** BEGIN **

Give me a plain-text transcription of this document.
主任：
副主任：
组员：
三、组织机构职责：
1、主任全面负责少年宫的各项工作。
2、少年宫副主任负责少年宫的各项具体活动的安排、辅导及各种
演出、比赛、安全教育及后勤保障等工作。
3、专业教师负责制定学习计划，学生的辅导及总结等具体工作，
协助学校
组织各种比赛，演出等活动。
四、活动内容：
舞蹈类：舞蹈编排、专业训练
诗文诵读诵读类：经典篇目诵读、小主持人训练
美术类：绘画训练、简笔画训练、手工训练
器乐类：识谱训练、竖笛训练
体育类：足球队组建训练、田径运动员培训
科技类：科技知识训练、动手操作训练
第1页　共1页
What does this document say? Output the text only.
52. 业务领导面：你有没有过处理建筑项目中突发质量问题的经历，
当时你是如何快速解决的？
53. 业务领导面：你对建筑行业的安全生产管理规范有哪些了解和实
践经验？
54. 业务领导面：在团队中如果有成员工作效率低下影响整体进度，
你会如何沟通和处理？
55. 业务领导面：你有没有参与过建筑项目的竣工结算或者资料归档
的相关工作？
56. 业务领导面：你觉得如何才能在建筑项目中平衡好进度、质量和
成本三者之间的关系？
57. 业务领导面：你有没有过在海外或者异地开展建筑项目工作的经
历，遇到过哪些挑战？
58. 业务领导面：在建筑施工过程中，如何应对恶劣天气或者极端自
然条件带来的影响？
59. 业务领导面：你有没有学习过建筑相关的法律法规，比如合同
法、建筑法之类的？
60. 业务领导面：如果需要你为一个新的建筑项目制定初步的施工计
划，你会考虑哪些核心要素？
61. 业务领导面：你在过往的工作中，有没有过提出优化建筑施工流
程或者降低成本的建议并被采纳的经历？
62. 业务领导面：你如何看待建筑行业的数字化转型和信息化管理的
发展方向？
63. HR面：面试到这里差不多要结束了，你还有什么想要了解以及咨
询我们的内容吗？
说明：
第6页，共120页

** END **

Count the lines of these entries that hold the string "this", and give only that number.

2